Return each line holding the string "Evidence".

(Lines of data)
------------------------------
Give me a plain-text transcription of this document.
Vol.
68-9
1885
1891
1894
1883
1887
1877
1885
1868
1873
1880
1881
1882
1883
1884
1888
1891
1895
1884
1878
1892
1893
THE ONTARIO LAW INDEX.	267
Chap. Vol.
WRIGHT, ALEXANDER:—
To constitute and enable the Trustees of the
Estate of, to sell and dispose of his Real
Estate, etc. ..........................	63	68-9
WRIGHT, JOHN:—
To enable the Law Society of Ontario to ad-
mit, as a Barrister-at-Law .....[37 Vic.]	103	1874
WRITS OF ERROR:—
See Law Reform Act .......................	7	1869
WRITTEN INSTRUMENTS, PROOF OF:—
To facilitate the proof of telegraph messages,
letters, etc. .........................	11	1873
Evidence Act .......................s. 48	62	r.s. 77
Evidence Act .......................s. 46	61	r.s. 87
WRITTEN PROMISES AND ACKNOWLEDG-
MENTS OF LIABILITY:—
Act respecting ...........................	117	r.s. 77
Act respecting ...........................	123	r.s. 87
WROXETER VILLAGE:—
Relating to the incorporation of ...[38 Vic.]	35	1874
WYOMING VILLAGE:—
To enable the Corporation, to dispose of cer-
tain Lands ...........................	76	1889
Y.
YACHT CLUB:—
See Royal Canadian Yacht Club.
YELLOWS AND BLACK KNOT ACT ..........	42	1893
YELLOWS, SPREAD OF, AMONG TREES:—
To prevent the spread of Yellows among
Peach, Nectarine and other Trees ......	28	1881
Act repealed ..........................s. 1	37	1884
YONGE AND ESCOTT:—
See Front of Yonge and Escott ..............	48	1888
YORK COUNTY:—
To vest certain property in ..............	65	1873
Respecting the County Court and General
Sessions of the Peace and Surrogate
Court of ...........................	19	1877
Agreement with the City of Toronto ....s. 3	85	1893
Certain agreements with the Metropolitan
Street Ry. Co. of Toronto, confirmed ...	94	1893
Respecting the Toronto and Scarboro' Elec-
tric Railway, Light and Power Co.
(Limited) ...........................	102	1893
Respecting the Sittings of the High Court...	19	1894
------------------------------
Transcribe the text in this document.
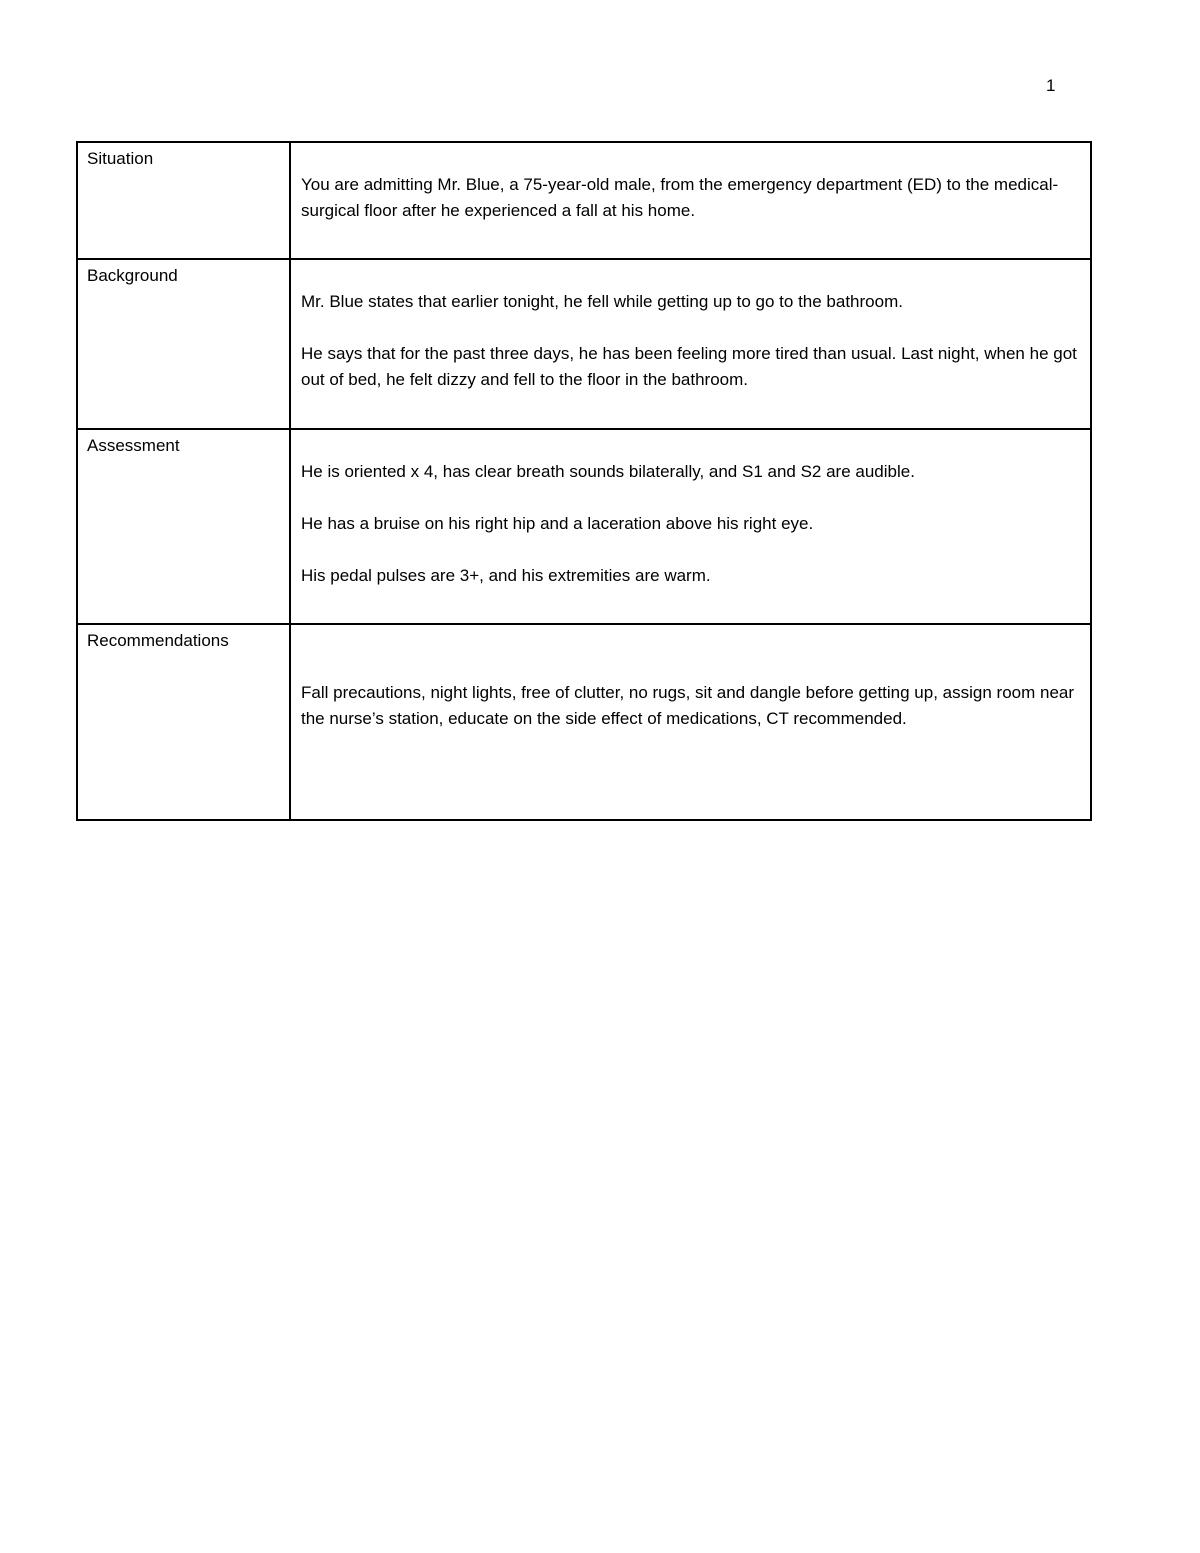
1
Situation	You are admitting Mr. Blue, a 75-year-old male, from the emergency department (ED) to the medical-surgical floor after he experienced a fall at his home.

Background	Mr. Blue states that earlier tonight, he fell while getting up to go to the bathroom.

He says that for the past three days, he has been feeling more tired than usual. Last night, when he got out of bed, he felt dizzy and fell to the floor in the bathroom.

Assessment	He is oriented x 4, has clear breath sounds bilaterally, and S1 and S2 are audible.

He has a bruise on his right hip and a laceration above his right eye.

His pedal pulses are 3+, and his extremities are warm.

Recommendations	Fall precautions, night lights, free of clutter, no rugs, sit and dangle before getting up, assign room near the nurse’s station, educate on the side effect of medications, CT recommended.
------------------------------
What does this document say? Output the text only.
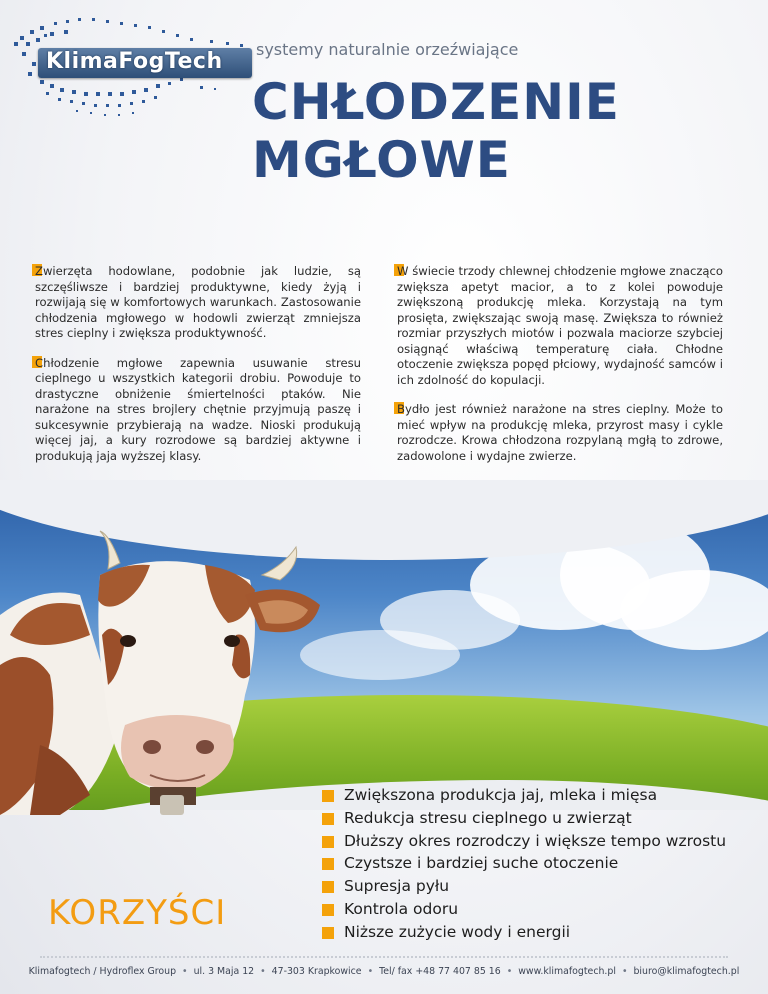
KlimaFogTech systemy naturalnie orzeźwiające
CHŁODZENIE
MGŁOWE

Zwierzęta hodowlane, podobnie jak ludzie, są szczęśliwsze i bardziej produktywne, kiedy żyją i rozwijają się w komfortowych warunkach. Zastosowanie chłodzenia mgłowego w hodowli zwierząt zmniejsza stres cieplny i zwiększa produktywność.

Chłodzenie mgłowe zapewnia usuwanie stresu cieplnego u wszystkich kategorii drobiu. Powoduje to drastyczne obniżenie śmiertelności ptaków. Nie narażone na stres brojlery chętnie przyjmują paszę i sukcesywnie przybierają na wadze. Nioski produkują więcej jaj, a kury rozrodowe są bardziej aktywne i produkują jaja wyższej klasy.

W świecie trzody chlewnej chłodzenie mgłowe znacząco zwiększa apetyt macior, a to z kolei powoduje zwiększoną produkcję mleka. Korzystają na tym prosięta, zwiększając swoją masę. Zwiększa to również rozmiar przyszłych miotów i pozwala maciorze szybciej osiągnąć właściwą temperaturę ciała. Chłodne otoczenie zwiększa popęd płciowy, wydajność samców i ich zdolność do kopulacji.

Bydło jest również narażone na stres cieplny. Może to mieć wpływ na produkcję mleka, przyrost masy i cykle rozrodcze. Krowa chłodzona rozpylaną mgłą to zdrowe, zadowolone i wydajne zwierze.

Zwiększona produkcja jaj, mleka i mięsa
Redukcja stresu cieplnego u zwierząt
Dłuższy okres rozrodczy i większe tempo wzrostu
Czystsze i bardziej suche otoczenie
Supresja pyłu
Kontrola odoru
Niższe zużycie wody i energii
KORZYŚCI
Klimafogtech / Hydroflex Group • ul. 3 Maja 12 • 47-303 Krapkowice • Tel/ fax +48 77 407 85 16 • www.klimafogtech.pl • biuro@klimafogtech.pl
------------------------------
Response for this exercise:
Evidence Act .......................s. 48	62	r.s. 77
Evidence Act .......................s. 46	61	r.s. 87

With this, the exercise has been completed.